- What is asked: Repeat the material verbatim. Images are excluded from the copy.

- Entries provided:
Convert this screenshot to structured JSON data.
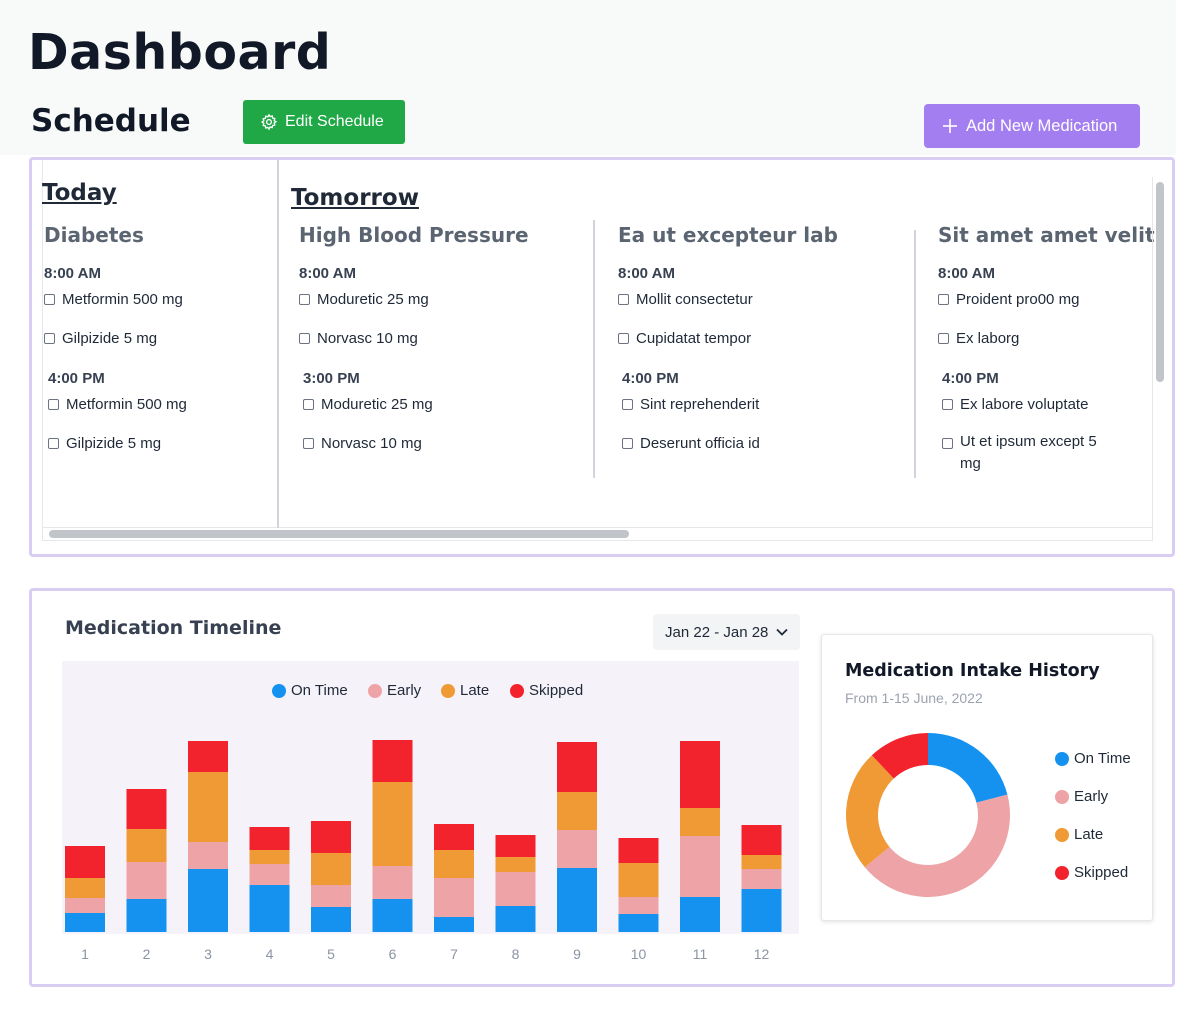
{
  "page": {
    "title": "Dashboard",
    "section_title": "Schedule"
  },
  "buttons": {
    "edit_schedule": "Edit Schedule",
    "add_medication": "Add New Medication"
  },
  "schedule": {
    "today": {
      "label": "Today",
      "columns": [
        {
          "condition": "Diabetes",
          "slots": [
            {
              "time": "8:00 AM",
              "meds": [
                "Metformin 500 mg",
                "Gilpizide 5 mg"
              ]
            },
            {
              "time": "4:00 PM",
              "meds": [
                "Metformin 500 mg",
                "Gilpizide 5 mg"
              ]
            }
          ]
        }
      ]
    },
    "tomorrow": {
      "label": "Tomorrow",
      "columns": [
        {
          "condition": "High Blood Pressure",
          "slots": [
            {
              "time": "8:00 AM",
              "meds": [
                "Moduretic 25 mg",
                "Norvasc 10 mg"
              ]
            },
            {
              "time": "3:00 PM",
              "meds": [
                "Moduretic 25 mg",
                "Norvasc 10 mg"
              ]
            }
          ]
        },
        {
          "condition": "Ea ut excepteur lab",
          "slots": [
            {
              "time": "8:00 AM",
              "meds": [
                "Mollit consectetur",
                "Cupidatat tempor"
              ]
            },
            {
              "time": "4:00 PM",
              "meds": [
                "Sint reprehenderit",
                "Deserunt officia id"
              ]
            }
          ]
        },
        {
          "condition": "Sit amet amet velit",
          "slots": [
            {
              "time": "8:00 AM",
              "meds": [
                "Proident pro00 mg",
                "Ex laborg"
              ]
            },
            {
              "time": "4:00 PM",
              "meds": [
                "Ex labore voluptate",
                "Ut et ipsum except 5 mg"
              ]
            }
          ]
        }
      ]
    }
  },
  "timeline": {
    "title": "Medication Timeline",
    "date_range": "Jan 22 - Jan 28",
    "legend": [
      "On Time",
      "Early",
      "Late",
      "Skipped"
    ]
  },
  "intake_history": {
    "title": "Medication Intake History",
    "subtitle": "From 1-15 June, 2022",
    "legend": [
      "On Time",
      "Early",
      "Late",
      "Skipped"
    ]
  },
  "colors": {
    "on_time": "#1592f0",
    "early": "#eea3a6",
    "late": "#ef9a35",
    "skipped": "#f2232d",
    "accent": "#a37ef0",
    "edit": "#1fa845"
  },
  "icons": {
    "edit": "gear-icon",
    "add": "plus-icon",
    "range": "chevron-down-icon"
  },
  "chart_data": [
    {
      "type": "bar",
      "stacked": true,
      "categories": [
        "1",
        "2",
        "3",
        "4",
        "5",
        "6",
        "7",
        "8",
        "9",
        "10",
        "11",
        "12"
      ],
      "series": [
        {
          "name": "On Time",
          "values": [
            19,
            33,
            63,
            47,
            25,
            33,
            15,
            26,
            64,
            18,
            35,
            43
          ]
        },
        {
          "name": "Early",
          "values": [
            15,
            37,
            27,
            21,
            22,
            33,
            39,
            34,
            38,
            17,
            61,
            20
          ]
        },
        {
          "name": "Late",
          "values": [
            20,
            33,
            70,
            14,
            32,
            84,
            28,
            15,
            38,
            34,
            28,
            14
          ]
        },
        {
          "name": "Skipped",
          "values": [
            32,
            40,
            31,
            23,
            32,
            42,
            26,
            22,
            50,
            25,
            67,
            30
          ]
        }
      ],
      "ylim": [
        0,
        200
      ]
    },
    {
      "type": "pie",
      "donut": true,
      "labels": [
        "On Time",
        "Early",
        "Late",
        "Skipped"
      ],
      "values": [
        21,
        43,
        24,
        12
      ]
    }
  ]
}
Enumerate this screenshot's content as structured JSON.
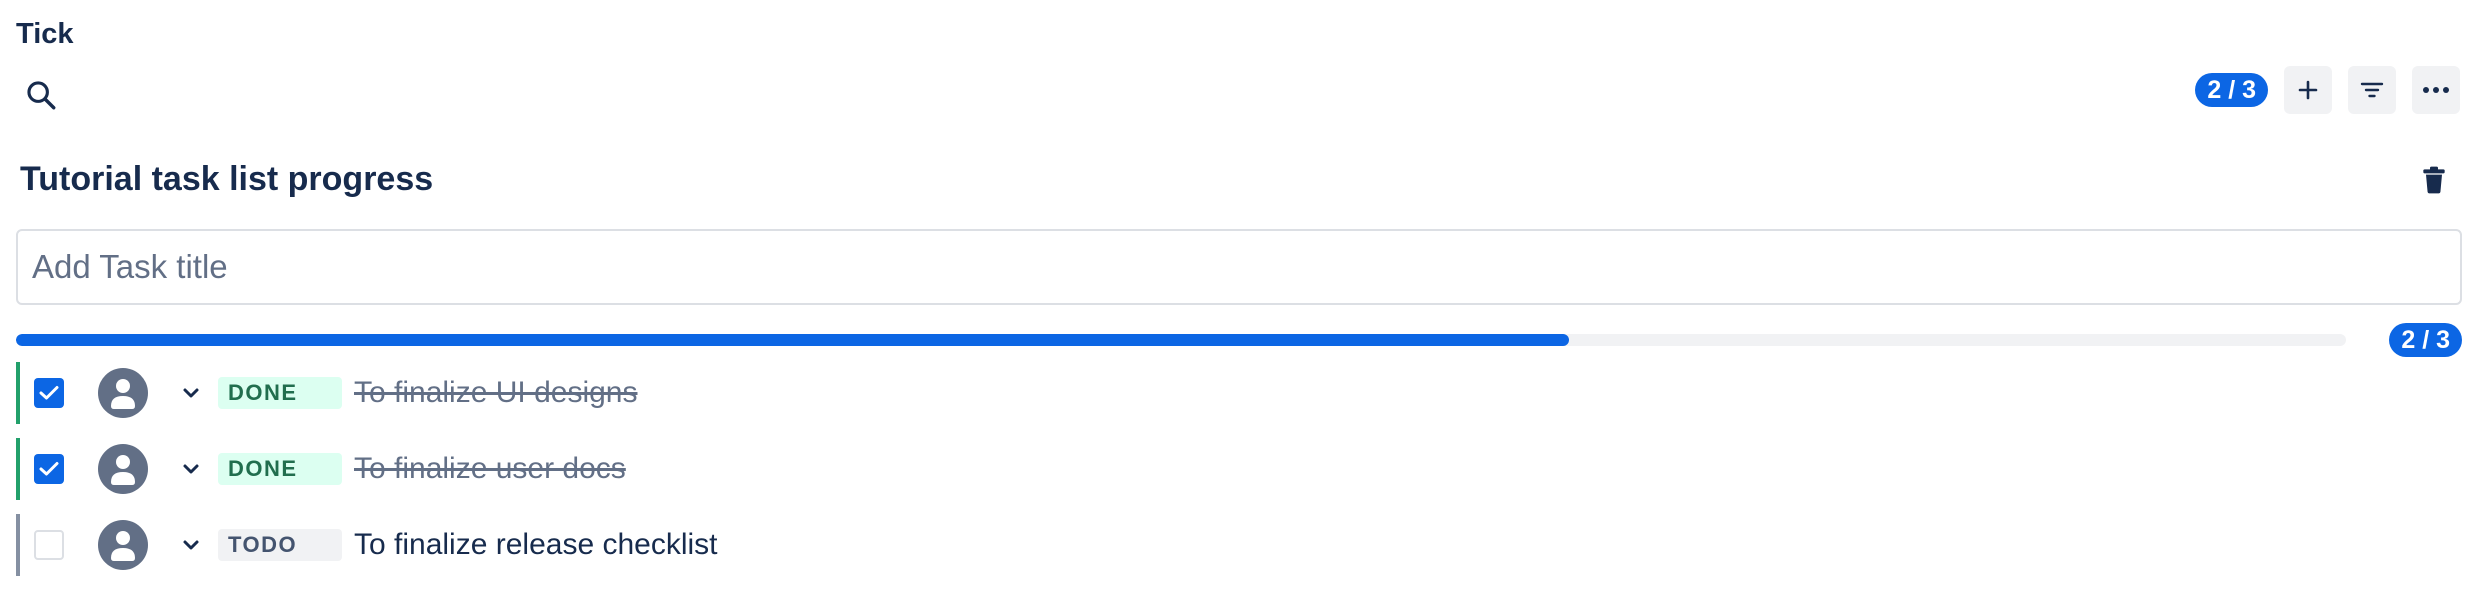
{
  "app": {
    "title": "Tick"
  },
  "toolbar": {
    "count": "2 / 3",
    "add_icon": "plus-icon",
    "filter_icon": "filter-icon",
    "more_icon": "more-icon"
  },
  "list": {
    "title": "Tutorial task list progress",
    "delete_icon": "trash-icon"
  },
  "input": {
    "placeholder": "Add Task title",
    "value": ""
  },
  "progress": {
    "label": "2 / 3",
    "fraction": 0.6667
  },
  "tasks": [
    {
      "checked": true,
      "status": "DONE",
      "title": "To finalize UI designs"
    },
    {
      "checked": true,
      "status": "DONE",
      "title": "To finalize user docs"
    },
    {
      "checked": false,
      "status": "TODO",
      "title": "To finalize release checklist"
    }
  ],
  "colors": {
    "accent": "#0c66e4",
    "done_border": "#22a06b",
    "todo_border": "#8590a2",
    "done_lozenge_bg": "#dcfff1",
    "done_lozenge_text": "#216e4e",
    "todo_lozenge_bg": "#f1f2f4",
    "todo_lozenge_text": "#44546f"
  }
}
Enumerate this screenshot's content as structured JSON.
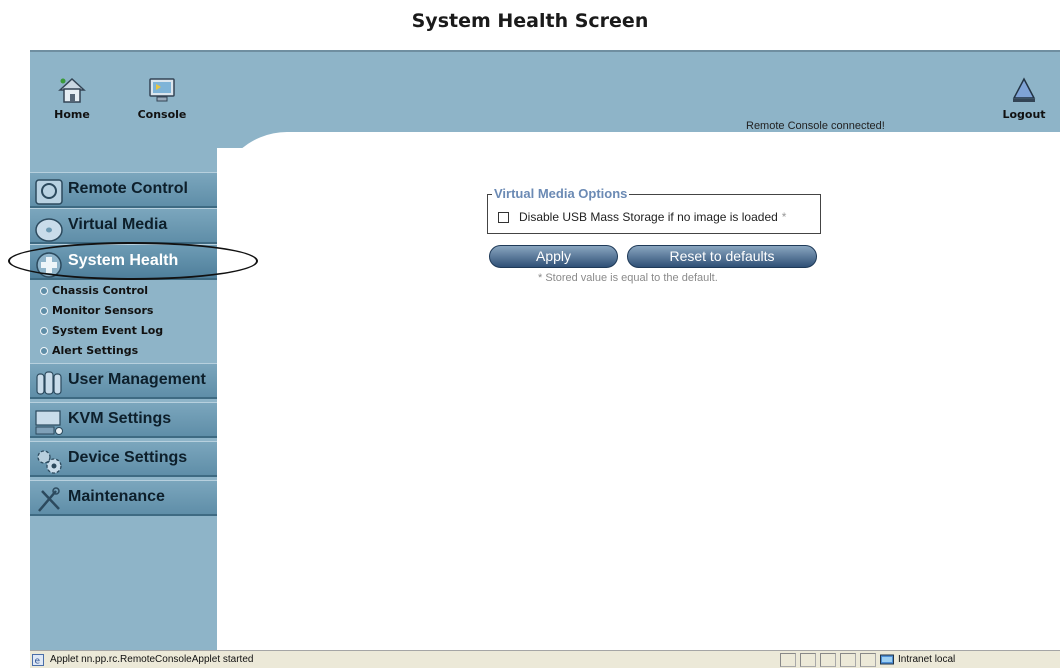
{
  "page_title": "System Health Screen",
  "toolbar": {
    "home_label": "Home",
    "console_label": "Console",
    "logout_label": "Logout",
    "status": "Remote Console connected!"
  },
  "sidebar": {
    "items": [
      {
        "label": "Remote Control",
        "icon": "monitor-icon"
      },
      {
        "label": "Virtual Media",
        "icon": "disc-icon"
      },
      {
        "label": "System Health",
        "icon": "health-cross-icon",
        "active": true
      },
      {
        "label": "User Management",
        "icon": "users-icon"
      },
      {
        "label": "KVM Settings",
        "icon": "kvm-icon"
      },
      {
        "label": "Device Settings",
        "icon": "gears-icon"
      },
      {
        "label": "Maintenance",
        "icon": "tools-icon"
      }
    ],
    "subitems": [
      {
        "label": "Chassis Control"
      },
      {
        "label": "Monitor Sensors"
      },
      {
        "label": "System Event Log"
      },
      {
        "label": "Alert Settings"
      }
    ]
  },
  "options": {
    "legend": "Virtual Media Options",
    "checkbox_label": "Disable USB Mass Storage if no image is loaded",
    "checkbox_checked": false,
    "default_marker": "*",
    "apply_label": "Apply",
    "reset_label": "Reset to defaults",
    "footnote": "* Stored value is equal to the default."
  },
  "statusbar": {
    "text": "Applet nn.pp.rc.RemoteConsoleApplet started",
    "zone": "Intranet local"
  },
  "colors": {
    "sidebar_bg": "#8eb4c8",
    "menu_button": "#6d9ab3",
    "legend_text": "#6b8ab4",
    "pill_button": "#3d5f86"
  }
}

- Answer to this exercise:
Convert this screenshot to structured JSON data.
{
  "page": {
    "title": "Dashboard",
    "section_title": "Schedule"
  },
  "buttons": {
    "edit_schedule": "Edit Schedule",
    "add_medication": "Add New Medication"
  },
  "schedule": {
    "today": {
      "label": "Today",
      "columns": [
        {
          "condition": "Diabetes",
          "slots": [
            {
              "time": "8:00 AM",
              "meds": [
                "Metformin 500 mg",
                "Gilpizide 5 mg"
              ]
            },
            {
              "time": "4:00 PM",
              "meds": [
                "Metformin 500 mg",
                "Gilpizide 5 mg"
              ]
            }
          ]
        }
      ]
    },
    "tomorrow": {
      "label": "Tomorrow",
      "columns": [
        {
          "condition": "High Blood Pressure",
          "slots": [
            {
              "time": "8:00 AM",
              "meds": [
                "Moduretic 25 mg",
                "Norvasc 10 mg"
              ]
            },
            {
              "time": "3:00 PM",
              "meds": [
                "Moduretic 25 mg",
                "Norvasc 10 mg"
              ]
            }
          ]
        },
        {
          "condition": "Ea ut excepteur lab",
          "slots": [
            {
              "time": "8:00 AM",
              "meds": [
                "Mollit consectetur",
                "Cupidatat tempor"
              ]
            },
            {
              "time": "4:00 PM",
              "meds": [
                "Sint reprehenderit",
                "Deserunt officia id"
              ]
            }
          ]
        },
        {
          "condition": "Sit amet amet velit",
          "slots": [
            {
              "time": "8:00 AM",
              "meds": [
                "Proident pro00 mg",
                "Ex laborg"
              ]
            },
            {
              "time": "4:00 PM",
              "meds": [
                "Ex labore voluptate",
                "Ut et ipsum except 5 mg"
              ]
            }
          ]
        }
      ]
    }
  },
  "timeline": {
    "title": "Medication Timeline",
    "date_range": "Jan 22 - Jan 28",
    "legend": [
      "On Time",
      "Early",
      "Late",
      "Skipped"
    ]
  },
  "intake_history": {
    "title": "Medication Intake History",
    "subtitle": "From 1-15 June, 2022",
    "legend": [
      "On Time",
      "Early",
      "Late",
      "Skipped"
    ]
  },
  "colors": {
    "on_time": "#1592f0",
    "early": "#eea3a6",
    "late": "#ef9a35",
    "skipped": "#f2232d",
    "accent": "#a37ef0",
    "edit": "#1fa845"
  },
  "icons": {
    "edit": "gear-icon",
    "add": "plus-icon",
    "range": "chevron-down-icon"
  },
  "chart_data": [
    {
      "type": "bar",
      "stacked": true,
      "categories": [
        "1",
        "2",
        "3",
        "4",
        "5",
        "6",
        "7",
        "8",
        "9",
        "10",
        "11",
        "12"
      ],
      "series": [
        {
          "name": "On Time",
          "values": [
            19,
            33,
            63,
            47,
            25,
            33,
            15,
            26,
            64,
            18,
            35,
            43
          ]
        },
        {
          "name": "Early",
          "values": [
            15,
            37,
            27,
            21,
            22,
            33,
            39,
            34,
            38,
            17,
            61,
            20
          ]
        },
        {
          "name": "Late",
          "values": [
            20,
            33,
            70,
            14,
            32,
            84,
            28,
            15,
            38,
            34,
            28,
            14
          ]
        },
        {
          "name": "Skipped",
          "values": [
            32,
            40,
            31,
            23,
            32,
            42,
            26,
            22,
            50,
            25,
            67,
            30
          ]
        }
      ],
      "ylim": [
        0,
        200
      ]
    },
    {
      "type": "pie",
      "donut": true,
      "labels": [
        "On Time",
        "Early",
        "Late",
        "Skipped"
      ],
      "values": [
        21,
        43,
        24,
        12
      ]
    }
  ]
}
Enumerate this screenshot's content as structured JSON.
{
  "app": {
    "title": "Tick"
  },
  "toolbar": {
    "count": "2 / 3",
    "add_icon": "plus-icon",
    "filter_icon": "filter-icon",
    "more_icon": "more-icon"
  },
  "list": {
    "title": "Tutorial task list progress",
    "delete_icon": "trash-icon"
  },
  "input": {
    "placeholder": "Add Task title",
    "value": ""
  },
  "progress": {
    "label": "2 / 3",
    "fraction": 0.6667
  },
  "tasks": [
    {
      "checked": true,
      "status": "DONE",
      "title": "To finalize UI designs"
    },
    {
      "checked": true,
      "status": "DONE",
      "title": "To finalize user docs"
    },
    {
      "checked": false,
      "status": "TODO",
      "title": "To finalize release checklist"
    }
  ],
  "colors": {
    "accent": "#0c66e4",
    "done_border": "#22a06b",
    "todo_border": "#8590a2",
    "done_lozenge_bg": "#dcfff1",
    "done_lozenge_text": "#216e4e",
    "todo_lozenge_bg": "#f1f2f4",
    "todo_lozenge_text": "#44546f"
  }
}
Enumerate this screenshot's content as structured JSON.
{
  "page_title": "System Health Screen",
  "toolbar": {
    "home_label": "Home",
    "console_label": "Console",
    "logout_label": "Logout",
    "status": "Remote Console connected!"
  },
  "sidebar": {
    "items": [
      {
        "label": "Remote Control",
        "icon": "monitor-icon"
      },
      {
        "label": "Virtual Media",
        "icon": "disc-icon"
      },
      {
        "label": "System Health",
        "icon": "health-cross-icon",
        "active": true
      },
      {
        "label": "User Management",
        "icon": "users-icon"
      },
      {
        "label": "KVM Settings",
        "icon": "kvm-icon"
      },
      {
        "label": "Device Settings",
        "icon": "gears-icon"
      },
      {
        "label": "Maintenance",
        "icon": "tools-icon"
      }
    ],
    "subitems": [
      {
        "label": "Chassis Control"
      },
      {
        "label": "Monitor Sensors"
      },
      {
        "label": "System Event Log"
      },
      {
        "label": "Alert Settings"
      }
    ]
  },
  "options": {
    "legend": "Virtual Media Options",
    "checkbox_label": "Disable USB Mass Storage if no image is loaded",
    "checkbox_checked": false,
    "default_marker": "*",
    "apply_label": "Apply",
    "reset_label": "Reset to defaults",
    "footnote": "* Stored value is equal to the default."
  },
  "statusbar": {
    "text": "Applet nn.pp.rc.RemoteConsoleApplet started",
    "zone": "Intranet local"
  },
  "colors": {
    "sidebar_bg": "#8eb4c8",
    "menu_button": "#6d9ab3",
    "legend_text": "#6b8ab4",
    "pill_button": "#3d5f86"
  }
}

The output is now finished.